===== Rows =====

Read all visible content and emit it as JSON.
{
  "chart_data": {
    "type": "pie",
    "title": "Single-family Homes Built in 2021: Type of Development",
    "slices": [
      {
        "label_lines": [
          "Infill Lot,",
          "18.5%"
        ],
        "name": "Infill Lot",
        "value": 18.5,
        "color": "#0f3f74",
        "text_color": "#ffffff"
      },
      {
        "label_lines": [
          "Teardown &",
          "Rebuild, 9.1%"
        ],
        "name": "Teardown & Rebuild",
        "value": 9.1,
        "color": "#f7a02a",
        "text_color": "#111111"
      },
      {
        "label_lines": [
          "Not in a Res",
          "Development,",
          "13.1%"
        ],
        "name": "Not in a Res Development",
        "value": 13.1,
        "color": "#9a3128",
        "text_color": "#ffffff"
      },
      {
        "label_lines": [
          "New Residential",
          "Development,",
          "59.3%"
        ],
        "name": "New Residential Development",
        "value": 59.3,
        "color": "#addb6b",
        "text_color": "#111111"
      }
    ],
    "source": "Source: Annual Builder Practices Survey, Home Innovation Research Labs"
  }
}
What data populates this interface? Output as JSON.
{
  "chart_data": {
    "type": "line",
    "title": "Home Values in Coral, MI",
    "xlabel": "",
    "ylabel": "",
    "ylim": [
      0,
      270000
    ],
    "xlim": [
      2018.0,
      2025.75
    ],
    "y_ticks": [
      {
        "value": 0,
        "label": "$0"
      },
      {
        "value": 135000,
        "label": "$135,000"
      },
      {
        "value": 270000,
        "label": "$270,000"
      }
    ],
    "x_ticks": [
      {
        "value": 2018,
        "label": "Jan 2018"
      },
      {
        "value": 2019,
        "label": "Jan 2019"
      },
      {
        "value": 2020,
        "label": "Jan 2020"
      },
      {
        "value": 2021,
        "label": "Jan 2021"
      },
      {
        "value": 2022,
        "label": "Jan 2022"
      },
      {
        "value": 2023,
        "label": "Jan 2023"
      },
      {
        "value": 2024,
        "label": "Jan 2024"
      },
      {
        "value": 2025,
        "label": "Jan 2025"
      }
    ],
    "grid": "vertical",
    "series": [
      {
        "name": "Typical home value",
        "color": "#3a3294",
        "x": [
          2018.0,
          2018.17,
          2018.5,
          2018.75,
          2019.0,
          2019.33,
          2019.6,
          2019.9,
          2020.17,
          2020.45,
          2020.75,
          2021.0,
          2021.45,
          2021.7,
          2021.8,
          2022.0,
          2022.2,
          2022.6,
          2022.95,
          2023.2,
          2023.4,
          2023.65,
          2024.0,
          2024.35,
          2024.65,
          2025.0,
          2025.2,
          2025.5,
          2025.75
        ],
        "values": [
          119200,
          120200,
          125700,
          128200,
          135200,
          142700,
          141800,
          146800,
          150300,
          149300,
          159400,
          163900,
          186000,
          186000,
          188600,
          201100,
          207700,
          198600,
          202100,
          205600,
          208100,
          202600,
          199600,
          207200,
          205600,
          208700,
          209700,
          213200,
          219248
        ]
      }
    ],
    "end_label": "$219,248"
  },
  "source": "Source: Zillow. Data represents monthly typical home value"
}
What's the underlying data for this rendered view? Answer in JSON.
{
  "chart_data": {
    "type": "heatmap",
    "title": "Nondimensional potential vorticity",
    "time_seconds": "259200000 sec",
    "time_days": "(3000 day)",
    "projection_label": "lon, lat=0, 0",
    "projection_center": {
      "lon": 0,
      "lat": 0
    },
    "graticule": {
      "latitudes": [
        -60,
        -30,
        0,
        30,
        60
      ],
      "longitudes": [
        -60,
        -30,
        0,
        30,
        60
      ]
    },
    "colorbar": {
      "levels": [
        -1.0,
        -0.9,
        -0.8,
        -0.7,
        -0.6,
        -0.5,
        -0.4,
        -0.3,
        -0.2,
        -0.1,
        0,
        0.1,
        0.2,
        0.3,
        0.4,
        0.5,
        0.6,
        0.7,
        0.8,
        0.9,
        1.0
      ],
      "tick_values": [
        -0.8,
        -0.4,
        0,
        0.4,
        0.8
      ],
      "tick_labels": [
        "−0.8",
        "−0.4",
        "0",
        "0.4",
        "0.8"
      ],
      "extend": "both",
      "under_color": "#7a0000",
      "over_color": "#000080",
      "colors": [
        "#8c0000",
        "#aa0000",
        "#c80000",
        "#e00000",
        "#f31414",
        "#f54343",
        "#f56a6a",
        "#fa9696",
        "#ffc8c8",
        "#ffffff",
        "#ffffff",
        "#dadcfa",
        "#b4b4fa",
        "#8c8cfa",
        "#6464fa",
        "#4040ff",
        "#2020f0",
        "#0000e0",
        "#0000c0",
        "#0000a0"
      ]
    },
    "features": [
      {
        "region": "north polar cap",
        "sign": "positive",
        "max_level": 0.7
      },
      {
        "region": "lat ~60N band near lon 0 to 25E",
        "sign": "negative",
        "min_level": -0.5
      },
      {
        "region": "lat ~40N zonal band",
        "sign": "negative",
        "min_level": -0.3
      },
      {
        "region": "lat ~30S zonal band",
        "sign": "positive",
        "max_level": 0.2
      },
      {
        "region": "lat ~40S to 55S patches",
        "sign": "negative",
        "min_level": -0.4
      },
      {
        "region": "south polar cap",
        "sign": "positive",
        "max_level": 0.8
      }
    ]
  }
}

=====

[What is being asked]: Write out the data exactly as it stands.

[Answer for the task]:
Read all visible content and emit it as JSON.
{
  "chart_data": {
    "type": "pie",
    "title": "Single-family Homes Built in 2021: Type of Development",
    "slices": [
      {
        "label_lines": [
          "Infill Lot,",
          "18.5%"
        ],
        "name": "Infill Lot",
        "value": 18.5,
        "color": "#0f3f74",
        "text_color": "#ffffff"
      },
      {
        "label_lines": [
          "Teardown &",
          "Rebuild, 9.1%"
        ],
        "name": "Teardown & Rebuild",
        "value": 9.1,
        "color": "#f7a02a",
        "text_color": "#111111"
      },
      {
        "label_lines": [
          "Not in a Res",
          "Development,",
          "13.1%"
        ],
        "name": "Not in a Res Development",
        "value": 13.1,
        "color": "#9a3128",
        "text_color": "#ffffff"
      },
      {
        "label_lines": [
          "New Residential",
          "Development,",
          "59.3%"
        ],
        "name": "New Residential Development",
        "value": 59.3,
        "color": "#addb6b",
        "text_color": "#111111"
      }
    ],
    "source": "Source: Annual Builder Practices Survey, Home Innovation Research Labs"
  }
}
What data populates this interface? Output as JSON.
{
  "chart_data": {
    "type": "line",
    "title": "Home Values in Coral, MI",
    "xlabel": "",
    "ylabel": "",
    "ylim": [
      0,
      270000
    ],
    "xlim": [
      2018.0,
      2025.75
    ],
    "y_ticks": [
      {
        "value": 0,
        "label": "$0"
      },
      {
        "value": 135000,
        "label": "$135,000"
      },
      {
        "value": 270000,
        "label": "$270,000"
      }
    ],
    "x_ticks": [
      {
        "value": 2018,
        "label": "Jan 2018"
      },
      {
        "value": 2019,
        "label": "Jan 2019"
      },
      {
        "value": 2020,
        "label": "Jan 2020"
      },
      {
        "value": 2021,
        "label": "Jan 2021"
      },
      {
        "value": 2022,
        "label": "Jan 2022"
      },
      {
        "value": 2023,
        "label": "Jan 2023"
      },
      {
        "value": 2024,
        "label": "Jan 2024"
      },
      {
        "value": 2025,
        "label": "Jan 2025"
      }
    ],
    "grid": "vertical",
    "series": [
      {
        "name": "Typical home value",
        "color": "#3a3294",
        "x": [
          2018.0,
          2018.17,
          2018.5,
          2018.75,
          2019.0,
          2019.33,
          2019.6,
          2019.9,
          2020.17,
          2020.45,
          2020.75,
          2021.0,
          2021.45,
          2021.7,
          2021.8,
          2022.0,
          2022.2,
          2022.6,
          2022.95,
          2023.2,
          2023.4,
          2023.65,
          2024.0,
          2024.35,
          2024.65,
          2025.0,
          2025.2,
          2025.5,
          2025.75
        ],
        "values": [
          119200,
          120200,
          125700,
          128200,
          135200,
          142700,
          141800,
          146800,
          150300,
          149300,
          159400,
          163900,
          186000,
          186000,
          188600,
          201100,
          207700,
          198600,
          202100,
          205600,
          208100,
          202600,
          199600,
          207200,
          205600,
          208700,
          209700,
          213200,
          219248
        ]
      }
    ],
    "end_label": "$219,248"
  },
  "source": "Source: Zillow. Data represents monthly typical home value"
}
What's the underlying data for this rendered view? Answer in JSON.
{
  "chart_data": {
    "type": "heatmap",
    "title": "Nondimensional potential vorticity",
    "time_seconds": "259200000 sec",
    "time_days": "(3000 day)",
    "projection_label": "lon, lat=0, 0",
    "projection_center": {
      "lon": 0,
      "lat": 0
    },
    "graticule": {
      "latitudes": [
        -60,
        -30,
        0,
        30,
        60
      ],
      "longitudes": [
        -60,
        -30,
        0,
        30,
        60
      ]
    },
    "colorbar": {
      "levels": [
        -1.0,
        -0.9,
        -0.8,
        -0.7,
        -0.6,
        -0.5,
        -0.4,
        -0.3,
        -0.2,
        -0.1,
        0,
        0.1,
        0.2,
        0.3,
        0.4,
        0.5,
        0.6,
        0.7,
        0.8,
        0.9,
        1.0
      ],
      "tick_values": [
        -0.8,
        -0.4,
        0,
        0.4,
        0.8
      ],
      "tick_labels": [
        "−0.8",
        "−0.4",
        "0",
        "0.4",
        "0.8"
      ],
      "extend": "both",
      "under_color": "#7a0000",
      "over_color": "#000080",
      "colors": [
        "#8c0000",
        "#aa0000",
        "#c80000",
        "#e00000",
        "#f31414",
        "#f54343",
        "#f56a6a",
        "#fa9696",
        "#ffc8c8",
        "#ffffff",
        "#ffffff",
        "#dadcfa",
        "#b4b4fa",
        "#8c8cfa",
        "#6464fa",
        "#4040ff",
        "#2020f0",
        "#0000e0",
        "#0000c0",
        "#0000a0"
      ]
    },
    "features": [
      {
        "region": "north polar cap",
        "sign": "positive",
        "max_level": 0.7
      },
      {
        "region": "lat ~60N band near lon 0 to 25E",
        "sign": "negative",
        "min_level": -0.5
      },
      {
        "region": "lat ~40N zonal band",
        "sign": "negative",
        "min_level": -0.3
      },
      {
        "region": "lat ~30S zonal band",
        "sign": "positive",
        "max_level": 0.2
      },
      {
        "region": "lat ~40S to 55S patches",
        "sign": "negative",
        "min_level": -0.4
      },
      {
        "region": "south polar cap",
        "sign": "positive",
        "max_level": 0.8
      }
    ]
  }
}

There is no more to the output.